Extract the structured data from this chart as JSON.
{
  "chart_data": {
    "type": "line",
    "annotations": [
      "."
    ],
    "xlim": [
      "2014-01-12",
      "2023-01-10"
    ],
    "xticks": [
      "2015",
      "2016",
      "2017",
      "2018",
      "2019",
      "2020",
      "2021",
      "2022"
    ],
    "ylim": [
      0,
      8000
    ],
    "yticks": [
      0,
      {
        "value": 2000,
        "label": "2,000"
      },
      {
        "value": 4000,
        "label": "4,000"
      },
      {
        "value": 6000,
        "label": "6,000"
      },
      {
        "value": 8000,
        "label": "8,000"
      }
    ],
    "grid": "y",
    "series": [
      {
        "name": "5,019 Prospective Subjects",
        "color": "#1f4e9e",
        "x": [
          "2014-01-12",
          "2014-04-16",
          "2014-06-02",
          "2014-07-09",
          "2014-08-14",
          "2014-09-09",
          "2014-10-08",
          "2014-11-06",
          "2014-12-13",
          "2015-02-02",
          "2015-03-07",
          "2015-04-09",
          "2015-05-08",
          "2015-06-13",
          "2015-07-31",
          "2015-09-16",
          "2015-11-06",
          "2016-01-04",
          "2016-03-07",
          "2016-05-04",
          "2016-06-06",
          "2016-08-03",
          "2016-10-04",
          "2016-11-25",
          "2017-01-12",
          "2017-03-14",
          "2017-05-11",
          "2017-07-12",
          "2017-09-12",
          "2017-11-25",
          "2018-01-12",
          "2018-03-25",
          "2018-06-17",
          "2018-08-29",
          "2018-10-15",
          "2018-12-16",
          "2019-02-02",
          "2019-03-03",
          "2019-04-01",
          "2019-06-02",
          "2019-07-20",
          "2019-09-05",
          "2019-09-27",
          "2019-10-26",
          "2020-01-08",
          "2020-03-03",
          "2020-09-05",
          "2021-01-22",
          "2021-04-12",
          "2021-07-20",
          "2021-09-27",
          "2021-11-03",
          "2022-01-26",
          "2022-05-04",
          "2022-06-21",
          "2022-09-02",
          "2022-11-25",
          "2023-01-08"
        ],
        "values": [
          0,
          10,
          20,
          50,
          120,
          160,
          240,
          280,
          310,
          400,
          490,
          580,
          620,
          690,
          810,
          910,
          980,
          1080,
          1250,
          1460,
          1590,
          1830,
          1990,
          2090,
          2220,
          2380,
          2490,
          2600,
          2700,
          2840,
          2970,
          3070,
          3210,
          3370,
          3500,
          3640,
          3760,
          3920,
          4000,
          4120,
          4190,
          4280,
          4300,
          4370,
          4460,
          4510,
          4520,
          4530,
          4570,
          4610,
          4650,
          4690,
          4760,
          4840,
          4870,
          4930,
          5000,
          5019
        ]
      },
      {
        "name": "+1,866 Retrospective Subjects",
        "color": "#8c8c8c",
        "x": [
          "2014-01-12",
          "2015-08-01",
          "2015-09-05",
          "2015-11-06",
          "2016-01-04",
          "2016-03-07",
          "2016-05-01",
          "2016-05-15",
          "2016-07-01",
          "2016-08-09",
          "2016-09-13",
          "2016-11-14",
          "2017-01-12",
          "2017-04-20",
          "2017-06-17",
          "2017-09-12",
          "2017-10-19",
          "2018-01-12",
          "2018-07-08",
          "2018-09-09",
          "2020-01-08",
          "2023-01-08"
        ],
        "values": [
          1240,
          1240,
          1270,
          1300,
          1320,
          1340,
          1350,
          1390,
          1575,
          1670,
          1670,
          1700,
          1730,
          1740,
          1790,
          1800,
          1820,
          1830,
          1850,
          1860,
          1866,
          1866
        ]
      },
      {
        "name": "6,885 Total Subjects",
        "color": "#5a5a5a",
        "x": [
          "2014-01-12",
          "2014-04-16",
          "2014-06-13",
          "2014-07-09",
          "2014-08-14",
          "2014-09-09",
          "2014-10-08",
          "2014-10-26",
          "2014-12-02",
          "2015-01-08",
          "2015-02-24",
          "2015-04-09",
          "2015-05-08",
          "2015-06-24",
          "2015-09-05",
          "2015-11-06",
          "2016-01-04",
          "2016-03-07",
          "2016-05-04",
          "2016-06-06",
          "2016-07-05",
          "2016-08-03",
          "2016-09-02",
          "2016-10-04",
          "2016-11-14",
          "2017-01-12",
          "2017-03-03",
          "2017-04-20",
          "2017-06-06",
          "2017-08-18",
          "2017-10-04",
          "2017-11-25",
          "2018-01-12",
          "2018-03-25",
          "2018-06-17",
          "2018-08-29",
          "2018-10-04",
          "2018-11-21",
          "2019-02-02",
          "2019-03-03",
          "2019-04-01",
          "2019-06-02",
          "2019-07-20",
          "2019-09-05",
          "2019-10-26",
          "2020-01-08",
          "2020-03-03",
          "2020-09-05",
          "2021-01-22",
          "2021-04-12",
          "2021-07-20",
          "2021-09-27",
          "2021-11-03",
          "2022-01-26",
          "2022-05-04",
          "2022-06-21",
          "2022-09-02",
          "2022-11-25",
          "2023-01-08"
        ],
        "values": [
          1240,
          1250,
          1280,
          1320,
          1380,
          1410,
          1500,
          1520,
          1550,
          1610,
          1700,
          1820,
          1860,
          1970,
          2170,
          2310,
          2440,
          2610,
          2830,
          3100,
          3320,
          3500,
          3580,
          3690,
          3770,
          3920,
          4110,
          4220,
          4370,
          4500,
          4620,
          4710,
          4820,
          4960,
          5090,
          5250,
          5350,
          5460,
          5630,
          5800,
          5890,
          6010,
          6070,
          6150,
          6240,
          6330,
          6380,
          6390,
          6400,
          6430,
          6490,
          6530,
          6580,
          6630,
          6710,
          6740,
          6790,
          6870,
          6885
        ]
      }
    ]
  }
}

==

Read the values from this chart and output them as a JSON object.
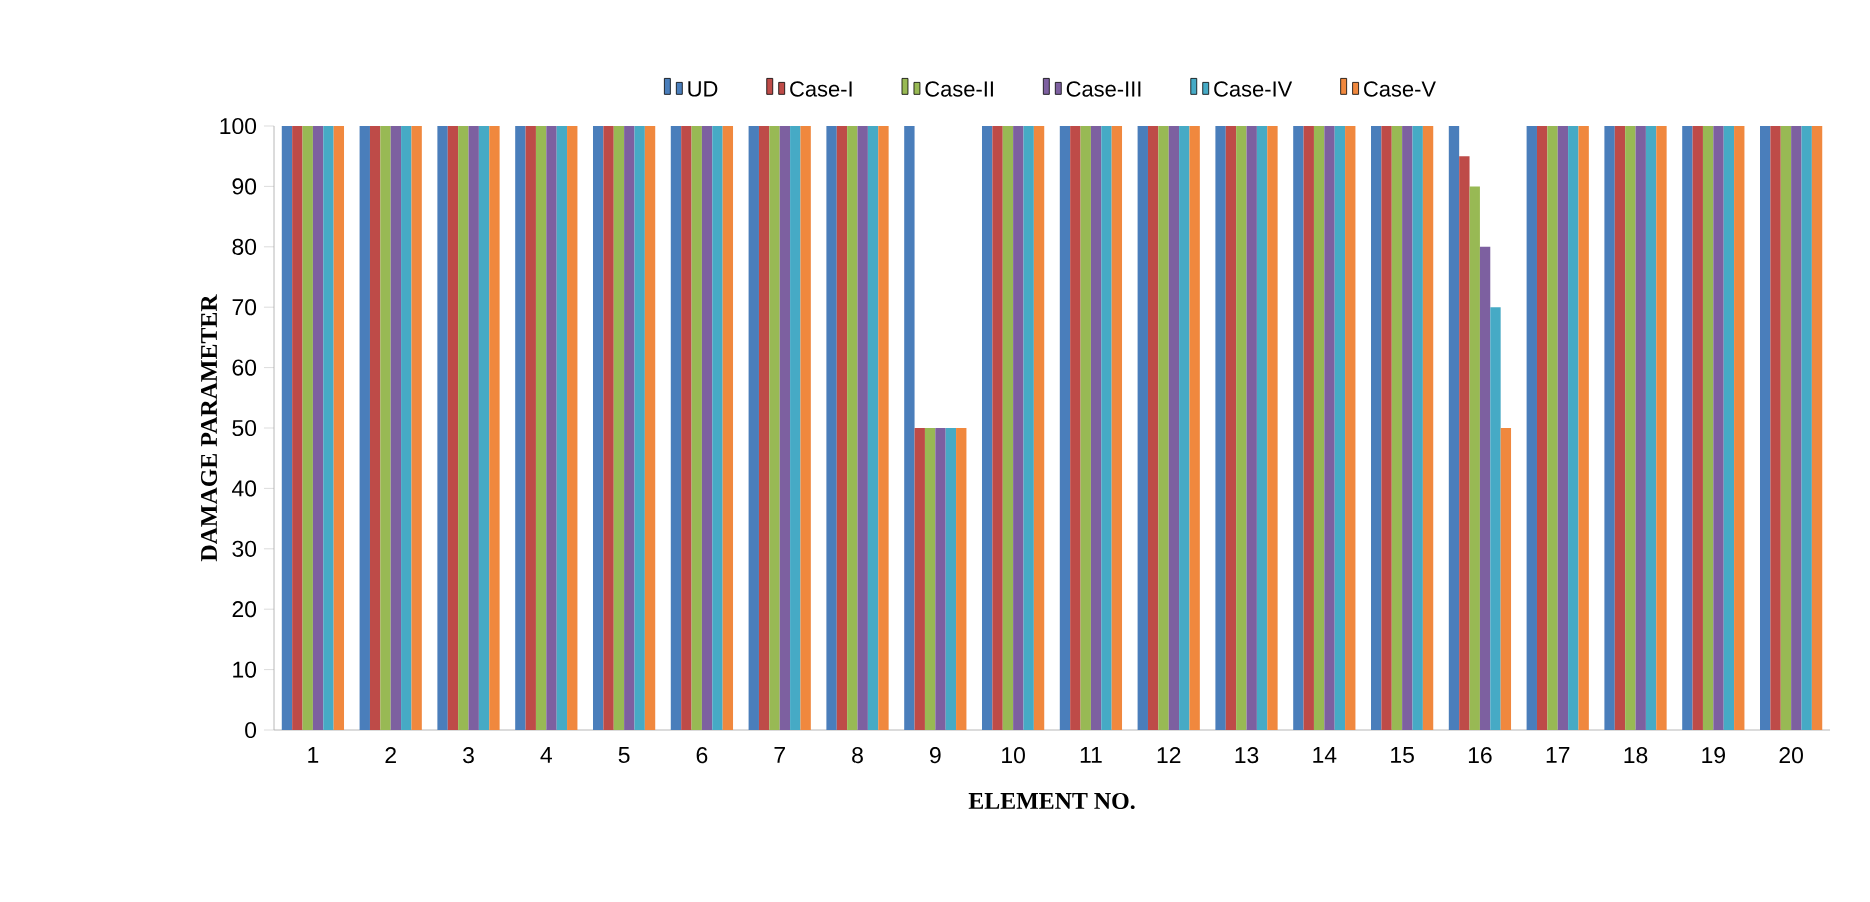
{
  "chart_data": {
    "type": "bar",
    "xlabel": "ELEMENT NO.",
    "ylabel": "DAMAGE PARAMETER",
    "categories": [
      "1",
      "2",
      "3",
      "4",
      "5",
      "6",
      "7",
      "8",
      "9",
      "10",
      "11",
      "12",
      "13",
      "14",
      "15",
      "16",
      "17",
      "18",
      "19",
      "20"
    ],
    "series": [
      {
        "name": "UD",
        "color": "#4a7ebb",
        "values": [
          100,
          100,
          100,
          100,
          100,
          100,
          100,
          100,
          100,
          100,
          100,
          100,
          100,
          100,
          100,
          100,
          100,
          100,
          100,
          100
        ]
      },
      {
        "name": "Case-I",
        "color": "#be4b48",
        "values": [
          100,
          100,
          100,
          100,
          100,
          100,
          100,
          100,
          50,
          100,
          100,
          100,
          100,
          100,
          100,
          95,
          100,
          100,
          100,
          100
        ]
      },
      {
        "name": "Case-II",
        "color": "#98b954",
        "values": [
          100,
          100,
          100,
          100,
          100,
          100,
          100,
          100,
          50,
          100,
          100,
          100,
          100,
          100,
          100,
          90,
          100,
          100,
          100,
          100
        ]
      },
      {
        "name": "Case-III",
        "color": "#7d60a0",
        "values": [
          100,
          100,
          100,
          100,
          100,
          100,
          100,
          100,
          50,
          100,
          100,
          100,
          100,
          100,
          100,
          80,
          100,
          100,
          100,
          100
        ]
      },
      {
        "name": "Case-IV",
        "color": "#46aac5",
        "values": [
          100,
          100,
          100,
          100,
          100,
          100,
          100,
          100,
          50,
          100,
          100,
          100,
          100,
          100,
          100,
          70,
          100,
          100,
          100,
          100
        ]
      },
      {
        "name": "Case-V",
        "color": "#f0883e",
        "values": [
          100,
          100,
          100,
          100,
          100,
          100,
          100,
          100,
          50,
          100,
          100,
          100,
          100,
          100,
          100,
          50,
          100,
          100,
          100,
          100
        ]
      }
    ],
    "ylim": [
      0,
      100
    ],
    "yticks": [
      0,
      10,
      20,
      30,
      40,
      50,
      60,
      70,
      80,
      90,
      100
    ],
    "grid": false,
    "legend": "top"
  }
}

* * *

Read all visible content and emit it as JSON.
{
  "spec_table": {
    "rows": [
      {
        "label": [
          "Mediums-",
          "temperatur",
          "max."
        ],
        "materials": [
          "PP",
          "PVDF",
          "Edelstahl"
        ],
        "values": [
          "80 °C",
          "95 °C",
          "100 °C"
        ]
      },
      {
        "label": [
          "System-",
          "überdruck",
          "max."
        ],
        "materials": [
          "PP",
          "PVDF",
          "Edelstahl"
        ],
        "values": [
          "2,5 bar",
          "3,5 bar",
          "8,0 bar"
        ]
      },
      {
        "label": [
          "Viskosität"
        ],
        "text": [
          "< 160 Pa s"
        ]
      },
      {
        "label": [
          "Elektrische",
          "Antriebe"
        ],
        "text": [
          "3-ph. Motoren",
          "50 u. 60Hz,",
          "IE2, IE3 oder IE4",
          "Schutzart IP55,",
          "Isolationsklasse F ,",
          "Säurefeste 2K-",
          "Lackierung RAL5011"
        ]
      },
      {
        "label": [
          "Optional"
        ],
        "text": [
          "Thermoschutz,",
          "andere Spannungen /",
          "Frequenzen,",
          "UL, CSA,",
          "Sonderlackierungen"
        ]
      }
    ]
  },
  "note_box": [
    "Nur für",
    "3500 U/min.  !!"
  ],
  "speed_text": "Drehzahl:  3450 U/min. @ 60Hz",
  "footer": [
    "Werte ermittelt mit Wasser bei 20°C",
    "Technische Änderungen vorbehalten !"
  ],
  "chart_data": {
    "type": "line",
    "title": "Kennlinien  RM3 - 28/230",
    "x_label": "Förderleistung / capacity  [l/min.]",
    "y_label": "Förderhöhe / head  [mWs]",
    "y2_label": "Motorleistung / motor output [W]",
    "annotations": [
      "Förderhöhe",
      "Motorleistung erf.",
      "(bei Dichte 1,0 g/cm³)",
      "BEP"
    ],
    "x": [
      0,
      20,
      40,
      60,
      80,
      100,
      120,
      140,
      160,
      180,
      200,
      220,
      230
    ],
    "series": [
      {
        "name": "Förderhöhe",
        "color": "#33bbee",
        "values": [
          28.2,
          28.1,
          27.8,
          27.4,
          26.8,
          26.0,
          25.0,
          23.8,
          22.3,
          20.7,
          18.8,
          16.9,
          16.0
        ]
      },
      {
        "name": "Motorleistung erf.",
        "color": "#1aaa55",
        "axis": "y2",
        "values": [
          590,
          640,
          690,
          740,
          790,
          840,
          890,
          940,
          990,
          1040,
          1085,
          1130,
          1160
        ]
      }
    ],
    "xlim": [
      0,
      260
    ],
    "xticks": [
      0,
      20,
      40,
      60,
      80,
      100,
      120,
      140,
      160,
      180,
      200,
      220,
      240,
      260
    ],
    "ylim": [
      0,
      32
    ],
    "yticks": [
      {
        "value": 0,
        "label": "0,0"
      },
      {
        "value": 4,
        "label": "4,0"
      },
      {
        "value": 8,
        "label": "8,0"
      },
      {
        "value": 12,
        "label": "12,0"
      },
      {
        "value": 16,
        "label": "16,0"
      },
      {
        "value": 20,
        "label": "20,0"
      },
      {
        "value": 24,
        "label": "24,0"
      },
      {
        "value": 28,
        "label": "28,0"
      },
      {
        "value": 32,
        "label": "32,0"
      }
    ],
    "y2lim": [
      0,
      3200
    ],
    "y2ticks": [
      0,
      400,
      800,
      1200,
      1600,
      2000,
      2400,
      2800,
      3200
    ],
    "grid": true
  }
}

• _Task details_: Lines containing the word "from" are to be tallied; report only the total.

• _Answer to this task_: 2